**Explora el material**
**A)** Enumera las cosas con las que, según el texto sobre el Mundial 2026 en RTVE Play, el público ya consume el deporte mezclado.
**B)** Transcribe sin ningún cambio el fragmento del texto sobre el Mundial 2026 en RTVE Play que va desde "La elección no" hasta "de plató clásico.".
**C)** Escribe la continuación del texto sobre el Mundial 2026 en RTVE Play a partir de su última frase.

RTVE ha decidido contar el Mundial 2026 en RTVE Play con creadores de contenido e influencers, no con una redacción formada por periodistas deportivos. La apuesta busca un tono más próximo para digital, pero ha abierto una discusión inmediata sobre qué papel debe jugar una cadena pública cuando convierte un gran torneo en producto de entretenimiento.
La elección no afecta a toda la cobertura del ente, pero sí dibuja con claridad el tipo de programa que quiere levantar en su plataforma online. La emisión se hará solo en RTVE Play y no en los canales tradicionales, un detalle que explica por qué RTVE ha buscado un lenguaje más de directo en redes que de plató clásico.
RTVE quiere hablar del Mundial como si estuviera en el sofá de casa
En su comunicado, RTVE no esconde el giro de tono y presenta el espacio como una alternativa a la conversación futbolística más técnica o más cargada de análisis.
"Alejado de debates pesados o ‘turras’ tácticas, este programa viene para hablar de fútbol real, de barro y del Mundial más largo de la historia como si se estuviera en casa con la familia y amigos" - RTVE
La frase retrata bien la intención del formato. Menos pizarra, menos terminología de especialista y más reacción inmediata, bromas, códigos de internet y conversación reconocible para un público que ya consume deporte mezclado con streaming, memes y clips cortos.

**Entradas del conjunto de datos**
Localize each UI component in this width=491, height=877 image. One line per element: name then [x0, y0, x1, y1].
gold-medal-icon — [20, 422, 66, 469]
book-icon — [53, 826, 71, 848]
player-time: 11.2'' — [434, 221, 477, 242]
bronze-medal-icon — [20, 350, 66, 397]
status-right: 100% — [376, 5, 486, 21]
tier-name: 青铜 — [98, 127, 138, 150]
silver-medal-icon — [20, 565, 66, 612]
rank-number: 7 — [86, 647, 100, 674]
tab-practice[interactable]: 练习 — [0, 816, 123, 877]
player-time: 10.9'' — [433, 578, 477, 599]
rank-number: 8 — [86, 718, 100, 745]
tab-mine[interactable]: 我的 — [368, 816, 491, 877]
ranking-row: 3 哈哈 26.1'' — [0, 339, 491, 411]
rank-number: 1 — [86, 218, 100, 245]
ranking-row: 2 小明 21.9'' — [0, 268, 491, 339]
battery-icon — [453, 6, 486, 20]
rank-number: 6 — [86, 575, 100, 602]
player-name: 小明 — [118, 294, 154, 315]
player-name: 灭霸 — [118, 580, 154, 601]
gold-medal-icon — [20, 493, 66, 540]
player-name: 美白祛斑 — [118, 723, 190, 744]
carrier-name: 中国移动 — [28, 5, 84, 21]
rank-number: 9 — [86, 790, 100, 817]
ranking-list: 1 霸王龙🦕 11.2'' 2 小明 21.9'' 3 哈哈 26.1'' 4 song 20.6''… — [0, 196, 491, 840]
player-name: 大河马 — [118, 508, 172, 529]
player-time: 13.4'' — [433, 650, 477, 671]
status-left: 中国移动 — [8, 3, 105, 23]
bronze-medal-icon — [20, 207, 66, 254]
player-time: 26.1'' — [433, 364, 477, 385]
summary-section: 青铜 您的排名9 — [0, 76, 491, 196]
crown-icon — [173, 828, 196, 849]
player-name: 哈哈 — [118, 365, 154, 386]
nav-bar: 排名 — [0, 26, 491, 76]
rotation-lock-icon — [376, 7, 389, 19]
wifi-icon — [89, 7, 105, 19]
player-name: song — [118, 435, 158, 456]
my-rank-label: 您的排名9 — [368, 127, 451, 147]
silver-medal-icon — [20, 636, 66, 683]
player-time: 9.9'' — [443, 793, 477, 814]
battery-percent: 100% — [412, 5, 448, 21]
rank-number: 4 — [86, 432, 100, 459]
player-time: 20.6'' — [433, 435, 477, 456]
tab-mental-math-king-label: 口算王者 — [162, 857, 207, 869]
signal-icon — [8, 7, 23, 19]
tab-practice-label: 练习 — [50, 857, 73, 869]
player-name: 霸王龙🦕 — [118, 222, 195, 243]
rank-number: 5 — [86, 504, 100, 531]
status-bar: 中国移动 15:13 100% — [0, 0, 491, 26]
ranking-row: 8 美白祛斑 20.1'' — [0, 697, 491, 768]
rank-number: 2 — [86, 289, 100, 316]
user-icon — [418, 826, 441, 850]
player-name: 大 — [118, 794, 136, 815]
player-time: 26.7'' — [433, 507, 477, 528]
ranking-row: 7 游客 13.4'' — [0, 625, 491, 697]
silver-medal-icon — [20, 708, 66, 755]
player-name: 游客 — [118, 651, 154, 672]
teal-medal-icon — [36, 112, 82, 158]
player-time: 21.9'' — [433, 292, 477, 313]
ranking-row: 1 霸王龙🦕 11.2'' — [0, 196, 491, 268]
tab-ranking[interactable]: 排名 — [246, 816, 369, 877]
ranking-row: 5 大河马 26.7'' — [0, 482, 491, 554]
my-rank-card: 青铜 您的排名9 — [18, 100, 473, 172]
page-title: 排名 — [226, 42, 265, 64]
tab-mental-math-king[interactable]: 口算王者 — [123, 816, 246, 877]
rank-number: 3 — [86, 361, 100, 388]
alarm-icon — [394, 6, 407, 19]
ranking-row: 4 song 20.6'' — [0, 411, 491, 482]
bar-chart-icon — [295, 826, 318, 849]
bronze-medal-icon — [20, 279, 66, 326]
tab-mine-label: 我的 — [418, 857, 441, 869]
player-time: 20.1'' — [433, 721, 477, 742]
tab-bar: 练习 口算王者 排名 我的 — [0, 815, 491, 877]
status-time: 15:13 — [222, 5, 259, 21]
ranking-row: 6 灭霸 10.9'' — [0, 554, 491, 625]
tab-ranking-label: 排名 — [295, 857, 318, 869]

**Respuestas por apartado**
**A)** Streaming, memes y clips cortos.

**B)**
La elección no afecta a toda la cobertura del ente, pero sí dibuja con claridad el tipo de programa que quiere levantar en su plataforma online. La emisión se hará solo en RTVE Play y no en los canales tradicionales, un detalle que explica por qué RTVE ha buscado un lenguaje más de directo en redes que de plató clásico.

**C)**
Ahora bien, ese enfoque también toca una fibra sensible. Cuando el torneo es un Mundial y quien lo emite es la televisión pública, la promesa de cercanía compite de frente con otra expectativa igual de fuerte, la de una cobertura apoyada en oficio, contexto y experiencia periodística.
Las críticas apuntan al uso de fondos públicos y a la falta de perfiles especializados
Las reacciones en redes sociales han sido duras desde el primer momento y no giran solo alrededor de los nombres elegidos. Lo que aparece de fondo es una duda mucho más incómoda para RTVE, que mezcla dinero público, criterio editorial y autoridad para contar fútbol en una gran cita.
Un usuario resumió ese enfado con una frase especialmente directa.
"Esto es una auténtica vergüenza. Con el dinero de todos y sin profesionales. La tele pública no es para esto" - usuario en redes sociales
Otra crítica fue incluso más corta y más hiriente. Un segundo comentario preguntó si en RTVE saben que el Mundial es de fútbol, mientras un tercero cargó contra la presencia de Marina Rivers y la presentó como símbolo de una decisión que, a ojos de parte del público, prima notoriedad digital sobre conocimiento del juego.
El casting mezcla fama en internet, humor y un único periodista titulado
Entre los nombres anunciados aparece Marina Rivers, de 23 años, con un perfil conocido más allá de las redes. Ha estudiado Derecho, participó en La Velada del Año 3 en 2023, pasó por MasterChef Celebrity y copresentó Zero Dramas junto a Loles León.
También figura Darío Eme Hache, que presentó Yo, Interneto en Twitch con Orslok y Sr. Cheeto. En una de sus apariciones más comentadas fuera de pantalla acudió a la Madrid Fashion Week vestido de árbitro, una imagen que encaja bastante con el tono desenfadado que RTVE parece perseguir.
Lucía Borro aporta una dimensión distinta, la del alcance puro en plataformas. Nacida en Madrid en 1999, suma 1,7 millones de seguidores en TikTok y más de 600.000 en Instagram, además de haber sido imagen de Adidas para la equipación del Real Madrid.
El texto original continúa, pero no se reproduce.